### DESCRIPTION OF THE TASK:
Single out the lines of the material that contain "star" and copy them.
=====
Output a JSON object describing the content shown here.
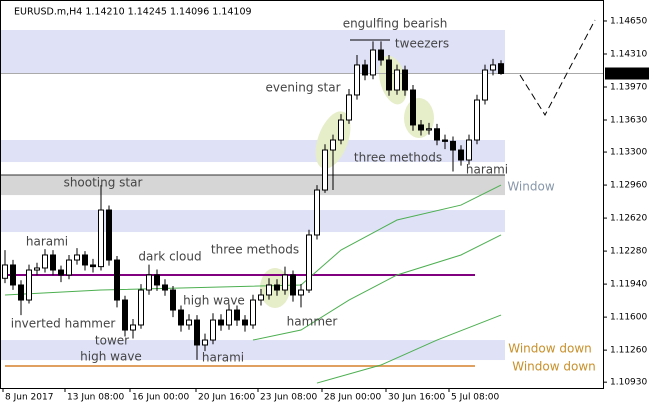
{
  "chart_data": {
    "type": "candlestick",
    "title": "EURUSD.m,H4  1.14210 1.14245 1.14096 1.14109",
    "open": [
      1.12,
      1.12137,
      1.11931,
      1.11776,
      1.12085,
      1.12106,
      1.1224,
      1.12085,
      1.12034,
      1.12188,
      1.1224,
      1.12137,
      1.1212,
      1.12703,
      1.12188,
      1.11776,
      1.11467,
      1.11519,
      1.11879,
      1.12034,
      1.11931,
      1.11879,
      1.11673,
      1.11519,
      1.1157,
      1.11313,
      1.11364,
      1.1157,
      1.11519,
      1.11673,
      1.1157,
      1.11519,
      1.11776,
      1.11828,
      1.11931,
      1.11879,
      1.12034,
      1.11828,
      1.11879,
      1.12446,
      1.12909,
      1.13321,
      1.13424,
      1.1363,
      1.13888,
      1.14197,
      1.14094,
      1.14351,
      1.14248,
      1.13939,
      1.14145,
      1.13939,
      1.13579,
      1.13527,
      1.1354,
      1.13424,
      1.1341,
      1.13321,
      1.13218,
      1.13424,
      1.13836,
      1.14145,
      1.1421
    ],
    "high": [
      1.1229,
      1.1219,
      1.1198,
      1.1214,
      1.1216,
      1.123,
      1.1229,
      1.1213,
      1.1224,
      1.1231,
      1.1228,
      1.122,
      1.1296,
      1.1275,
      1.1223,
      1.1182,
      1.1158,
      1.1194,
      1.1214,
      1.1209,
      1.1199,
      1.1192,
      1.1172,
      1.1163,
      1.1162,
      1.1143,
      1.1164,
      1.1163,
      1.1173,
      1.1172,
      1.1162,
      1.1183,
      1.1189,
      1.12,
      1.1199,
      1.1212,
      1.1208,
      1.1194,
      1.125,
      1.1296,
      1.1338,
      1.1348,
      1.1369,
      1.1395,
      1.143,
      1.1425,
      1.1444,
      1.1444,
      1.143,
      1.142,
      1.1419,
      1.1399,
      1.1363,
      1.136,
      1.1359,
      1.1348,
      1.1346,
      1.1337,
      1.1348,
      1.1389,
      1.142,
      1.1426,
      1.14245
    ],
    "low": [
      1.1195,
      1.1188,
      1.1162,
      1.1174,
      1.1203,
      1.1206,
      1.1203,
      1.1196,
      1.1199,
      1.1214,
      1.1208,
      1.1206,
      1.1208,
      1.1213,
      1.117,
      1.114,
      1.1138,
      1.1148,
      1.1183,
      1.1187,
      1.1182,
      1.116,
      1.1145,
      1.1147,
      1.1116,
      1.1125,
      1.1132,
      1.1146,
      1.1147,
      1.1151,
      1.1145,
      1.1148,
      1.1172,
      1.1178,
      1.1182,
      1.1183,
      1.1176,
      1.117,
      1.1185,
      1.124,
      1.1288,
      1.12909,
      1.1338,
      1.1359,
      1.1384,
      1.1404,
      1.1405,
      1.1419,
      1.1388,
      1.1389,
      1.1388,
      1.1352,
      1.1347,
      1.1348,
      1.1337,
      1.1333,
      1.131,
      1.1316,
      1.1317,
      1.1338,
      1.1379,
      1.1409,
      1.14096
    ],
    "close": [
      1.12137,
      1.11931,
      1.11776,
      1.12085,
      1.12106,
      1.1224,
      1.12085,
      1.12034,
      1.12188,
      1.1224,
      1.12137,
      1.1212,
      1.12703,
      1.12188,
      1.11776,
      1.11467,
      1.11519,
      1.11879,
      1.12034,
      1.11931,
      1.11879,
      1.11673,
      1.11519,
      1.1157,
      1.11313,
      1.11364,
      1.1157,
      1.11519,
      1.11673,
      1.1157,
      1.11519,
      1.11776,
      1.11828,
      1.11931,
      1.11879,
      1.12034,
      1.11828,
      1.11879,
      1.12446,
      1.12909,
      1.13321,
      1.13424,
      1.1363,
      1.13888,
      1.14197,
      1.14094,
      1.14351,
      1.14248,
      1.13939,
      1.14145,
      1.13939,
      1.13579,
      1.13527,
      1.1354,
      1.13424,
      1.1341,
      1.13321,
      1.13218,
      1.13424,
      1.13836,
      1.14145,
      1.14197,
      1.14109
    ],
    "series": [
      {
        "color": "#4caf50",
        "x": [
          0,
          12,
          37,
          42,
          49,
          57,
          62
        ],
        "values": [
          1.11828,
          1.11879,
          1.11931,
          1.12291,
          1.126,
          1.12754,
          1.1296
        ]
      },
      {
        "color": "#4caf50",
        "x": [
          31,
          37,
          43,
          49,
          57,
          62
        ],
        "values": [
          1.11364,
          1.11467,
          1.11776,
          1.12034,
          1.1224,
          1.12446
        ]
      },
      {
        "color": "#4caf50",
        "x": [
          39,
          47,
          54,
          62
        ],
        "values": [
          1.10921,
          1.11107,
          1.11364,
          1.11621
        ]
      }
    ],
    "levels": [
      {
        "value": 1.12034,
        "color": "#800080"
      },
      {
        "value": 1.11096,
        "color": "#e0a060"
      }
    ],
    "zones": [
      {
        "ylim": [
          1.14104,
          1.14557
        ],
        "color": "#dfe2f7"
      },
      {
        "ylim": [
          1.13197,
          1.13424
        ],
        "color": "#dfe2f7"
      },
      {
        "ylim": [
          1.12857,
          1.13064
        ],
        "color": "#d6d6d6"
      },
      {
        "ylim": [
          1.12476,
          1.12703
        ],
        "color": "#dfe2f7"
      },
      {
        "ylim": [
          1.11158,
          1.11364
        ],
        "color": "#dfe2f7"
      }
    ],
    "annotations": [
      {
        "text": "engulfing bearish",
        "color": "#444444"
      },
      {
        "text": "tweezers",
        "color": "#444444"
      },
      {
        "text": "evening star",
        "color": "#444444"
      },
      {
        "text": "three methods",
        "color": "#444444"
      },
      {
        "text": "harami",
        "color": "#444444"
      },
      {
        "text": "Window",
        "color": "#8797aa"
      },
      {
        "text": "shooting star",
        "color": "#444444"
      },
      {
        "text": "harami",
        "color": "#444444"
      },
      {
        "text": "three methods",
        "color": "#444444"
      },
      {
        "text": "dark cloud",
        "color": "#444444"
      },
      {
        "text": "high wave",
        "color": "#444444"
      },
      {
        "text": "hammer",
        "color": "#444444"
      },
      {
        "text": "inverted hammer",
        "color": "#444444"
      },
      {
        "text": "tower",
        "color": "#444444"
      },
      {
        "text": "high wave",
        "color": "#444444"
      },
      {
        "text": "harami",
        "color": "#444444"
      },
      {
        "text": "Window down",
        "color": "#c8902a"
      },
      {
        "text": "Window down",
        "color": "#c8902a"
      }
    ],
    "xlim": [
      -0.625,
      74.75
    ],
    "xticks": [
      {
        "value": -0.25,
        "label": "8 Jun 2017"
      },
      {
        "value": 7.5,
        "label": "13 Jun 08:00"
      },
      {
        "value": 15.625,
        "label": "16 Jun 00:00"
      },
      {
        "value": 23.875,
        "label": "20 Jun 16:00"
      },
      {
        "value": 31.625,
        "label": "23 Jun 08:00"
      },
      {
        "value": 39.625,
        "label": "28 Jun 00:00"
      },
      {
        "value": 47.625,
        "label": "30 Jun 16:00"
      },
      {
        "value": 55.5,
        "label": "5 Jul 08:00"
      }
    ],
    "ylim": [
      1.1087,
      1.14866
    ],
    "yticks": [
      {
        "value": 1.1465,
        "label": "1.14650"
      },
      {
        "value": 1.1431,
        "label": "1.14310"
      },
      {
        "value": 1.1397,
        "label": "1.13970"
      },
      {
        "value": 1.1363,
        "label": "1.13630"
      },
      {
        "value": 1.133,
        "label": "1.13300"
      },
      {
        "value": 1.1296,
        "label": "1.12960"
      },
      {
        "value": 1.1262,
        "label": "1.12620"
      },
      {
        "value": 1.1228,
        "label": "1.12280"
      },
      {
        "value": 1.1194,
        "label": "1.11940"
      },
      {
        "value": 1.116,
        "label": "1.11600"
      },
      {
        "value": 1.1126,
        "label": "1.11260"
      },
      {
        "value": 1.1093,
        "label": "1.10930"
      }
    ]
  }
}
=====
### TASK SOLUTION:
        "text": "evening star",
        "text": "shooting star",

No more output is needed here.